# [WORK ORDER]
Copy out each line of the listing that has the word "processes" in it.

++++++++

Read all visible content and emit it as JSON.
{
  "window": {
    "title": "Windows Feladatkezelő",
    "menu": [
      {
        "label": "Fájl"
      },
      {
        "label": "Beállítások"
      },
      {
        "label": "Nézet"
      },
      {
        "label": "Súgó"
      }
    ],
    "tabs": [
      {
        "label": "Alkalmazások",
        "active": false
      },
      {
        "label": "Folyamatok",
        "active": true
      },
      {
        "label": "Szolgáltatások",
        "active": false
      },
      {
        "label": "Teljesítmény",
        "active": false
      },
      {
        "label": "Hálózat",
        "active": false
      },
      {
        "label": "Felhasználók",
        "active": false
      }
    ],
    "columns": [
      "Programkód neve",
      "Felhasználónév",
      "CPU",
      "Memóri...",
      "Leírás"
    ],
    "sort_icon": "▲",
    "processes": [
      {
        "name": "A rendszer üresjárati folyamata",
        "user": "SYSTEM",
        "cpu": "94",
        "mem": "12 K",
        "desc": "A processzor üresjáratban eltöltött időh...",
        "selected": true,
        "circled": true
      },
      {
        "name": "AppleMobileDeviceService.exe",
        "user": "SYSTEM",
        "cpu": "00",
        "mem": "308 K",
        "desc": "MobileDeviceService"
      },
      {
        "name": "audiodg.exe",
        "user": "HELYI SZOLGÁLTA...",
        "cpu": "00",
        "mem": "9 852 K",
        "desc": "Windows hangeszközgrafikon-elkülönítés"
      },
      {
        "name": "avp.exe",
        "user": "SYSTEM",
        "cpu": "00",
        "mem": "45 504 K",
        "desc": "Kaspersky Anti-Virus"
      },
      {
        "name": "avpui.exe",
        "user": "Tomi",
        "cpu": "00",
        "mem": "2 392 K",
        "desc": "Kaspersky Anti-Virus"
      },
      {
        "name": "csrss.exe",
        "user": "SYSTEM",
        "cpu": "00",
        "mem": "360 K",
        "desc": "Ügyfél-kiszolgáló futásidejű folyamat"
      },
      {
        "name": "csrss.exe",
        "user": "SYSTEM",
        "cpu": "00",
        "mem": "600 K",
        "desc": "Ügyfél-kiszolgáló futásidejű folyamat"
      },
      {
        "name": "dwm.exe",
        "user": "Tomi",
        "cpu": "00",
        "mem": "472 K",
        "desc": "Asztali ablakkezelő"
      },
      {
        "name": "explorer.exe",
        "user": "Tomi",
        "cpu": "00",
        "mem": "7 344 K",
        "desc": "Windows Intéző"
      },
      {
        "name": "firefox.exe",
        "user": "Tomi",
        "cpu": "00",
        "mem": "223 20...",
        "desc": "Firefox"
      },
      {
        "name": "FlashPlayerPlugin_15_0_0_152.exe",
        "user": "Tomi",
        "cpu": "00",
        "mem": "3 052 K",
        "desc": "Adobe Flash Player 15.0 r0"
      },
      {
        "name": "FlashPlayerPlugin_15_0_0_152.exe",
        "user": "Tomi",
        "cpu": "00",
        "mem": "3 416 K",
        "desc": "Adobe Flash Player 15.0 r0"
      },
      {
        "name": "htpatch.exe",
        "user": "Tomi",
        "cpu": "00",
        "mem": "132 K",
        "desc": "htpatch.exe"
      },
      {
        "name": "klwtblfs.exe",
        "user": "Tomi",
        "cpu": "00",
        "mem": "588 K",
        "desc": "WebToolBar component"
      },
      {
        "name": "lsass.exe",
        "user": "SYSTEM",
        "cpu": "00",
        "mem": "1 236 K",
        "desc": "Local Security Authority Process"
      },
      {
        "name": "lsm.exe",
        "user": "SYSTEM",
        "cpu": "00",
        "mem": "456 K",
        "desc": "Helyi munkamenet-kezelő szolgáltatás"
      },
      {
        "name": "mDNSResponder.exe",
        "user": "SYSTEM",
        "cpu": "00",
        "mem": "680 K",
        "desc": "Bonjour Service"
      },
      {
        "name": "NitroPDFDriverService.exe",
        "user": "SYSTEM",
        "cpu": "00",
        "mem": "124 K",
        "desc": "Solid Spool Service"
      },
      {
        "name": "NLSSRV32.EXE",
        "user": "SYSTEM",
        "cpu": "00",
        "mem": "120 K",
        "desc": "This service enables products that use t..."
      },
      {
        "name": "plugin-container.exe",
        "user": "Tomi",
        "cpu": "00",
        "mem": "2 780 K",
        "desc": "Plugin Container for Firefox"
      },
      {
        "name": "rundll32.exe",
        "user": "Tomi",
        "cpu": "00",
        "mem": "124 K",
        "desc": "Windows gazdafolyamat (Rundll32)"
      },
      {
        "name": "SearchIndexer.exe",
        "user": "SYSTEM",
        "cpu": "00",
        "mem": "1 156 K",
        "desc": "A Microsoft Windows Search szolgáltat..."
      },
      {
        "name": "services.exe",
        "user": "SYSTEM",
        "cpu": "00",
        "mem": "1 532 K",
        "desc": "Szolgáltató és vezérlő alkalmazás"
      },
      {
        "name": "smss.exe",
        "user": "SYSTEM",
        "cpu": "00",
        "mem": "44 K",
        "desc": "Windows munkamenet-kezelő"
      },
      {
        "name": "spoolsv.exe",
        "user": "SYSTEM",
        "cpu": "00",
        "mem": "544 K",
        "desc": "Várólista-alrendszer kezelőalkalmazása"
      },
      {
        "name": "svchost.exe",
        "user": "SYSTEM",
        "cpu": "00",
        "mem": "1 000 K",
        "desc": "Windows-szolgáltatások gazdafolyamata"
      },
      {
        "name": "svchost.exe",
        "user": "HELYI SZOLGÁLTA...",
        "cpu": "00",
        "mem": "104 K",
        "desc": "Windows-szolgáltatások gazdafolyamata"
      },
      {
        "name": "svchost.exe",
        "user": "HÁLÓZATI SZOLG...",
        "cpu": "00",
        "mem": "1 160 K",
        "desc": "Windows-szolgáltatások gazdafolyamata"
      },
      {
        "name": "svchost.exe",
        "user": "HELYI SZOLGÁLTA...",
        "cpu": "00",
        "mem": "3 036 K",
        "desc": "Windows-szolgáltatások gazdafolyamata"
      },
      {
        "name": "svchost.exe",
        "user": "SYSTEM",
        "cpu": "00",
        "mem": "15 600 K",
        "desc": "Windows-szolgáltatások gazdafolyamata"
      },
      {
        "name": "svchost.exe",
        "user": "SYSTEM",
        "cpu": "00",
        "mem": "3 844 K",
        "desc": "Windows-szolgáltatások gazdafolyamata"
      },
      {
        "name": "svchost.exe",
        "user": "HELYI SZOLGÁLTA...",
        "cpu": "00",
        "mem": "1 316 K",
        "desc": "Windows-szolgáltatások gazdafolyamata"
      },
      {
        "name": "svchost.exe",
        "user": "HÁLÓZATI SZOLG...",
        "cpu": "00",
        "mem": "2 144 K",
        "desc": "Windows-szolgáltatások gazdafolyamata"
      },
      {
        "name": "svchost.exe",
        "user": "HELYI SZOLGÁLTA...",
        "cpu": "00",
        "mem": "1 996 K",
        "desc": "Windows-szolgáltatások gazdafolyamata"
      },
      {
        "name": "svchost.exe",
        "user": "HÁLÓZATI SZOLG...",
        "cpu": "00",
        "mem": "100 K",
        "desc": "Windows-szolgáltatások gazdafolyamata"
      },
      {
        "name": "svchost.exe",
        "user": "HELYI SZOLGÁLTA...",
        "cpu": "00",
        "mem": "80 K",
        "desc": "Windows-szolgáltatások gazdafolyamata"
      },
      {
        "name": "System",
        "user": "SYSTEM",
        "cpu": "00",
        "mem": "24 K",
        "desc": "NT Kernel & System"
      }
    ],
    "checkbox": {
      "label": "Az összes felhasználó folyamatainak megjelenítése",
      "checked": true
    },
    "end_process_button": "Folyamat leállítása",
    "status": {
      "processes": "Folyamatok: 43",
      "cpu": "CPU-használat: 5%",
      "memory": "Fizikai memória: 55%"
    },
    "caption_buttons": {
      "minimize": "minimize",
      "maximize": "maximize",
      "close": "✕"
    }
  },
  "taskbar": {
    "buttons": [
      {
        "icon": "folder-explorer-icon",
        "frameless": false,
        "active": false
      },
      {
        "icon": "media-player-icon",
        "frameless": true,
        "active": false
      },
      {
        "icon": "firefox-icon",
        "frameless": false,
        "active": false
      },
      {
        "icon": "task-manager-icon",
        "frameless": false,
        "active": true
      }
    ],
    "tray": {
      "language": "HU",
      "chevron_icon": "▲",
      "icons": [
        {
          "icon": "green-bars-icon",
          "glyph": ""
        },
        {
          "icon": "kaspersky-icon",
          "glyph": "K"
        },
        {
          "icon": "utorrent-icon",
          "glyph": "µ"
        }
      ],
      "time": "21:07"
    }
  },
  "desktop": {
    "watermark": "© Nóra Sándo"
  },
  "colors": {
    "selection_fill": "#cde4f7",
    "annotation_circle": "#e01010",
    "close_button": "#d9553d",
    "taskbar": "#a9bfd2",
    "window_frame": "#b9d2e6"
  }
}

++++++++

# [YOUR SOLUTION]
    "processes": [
      "processes": "Folyamatok: 43",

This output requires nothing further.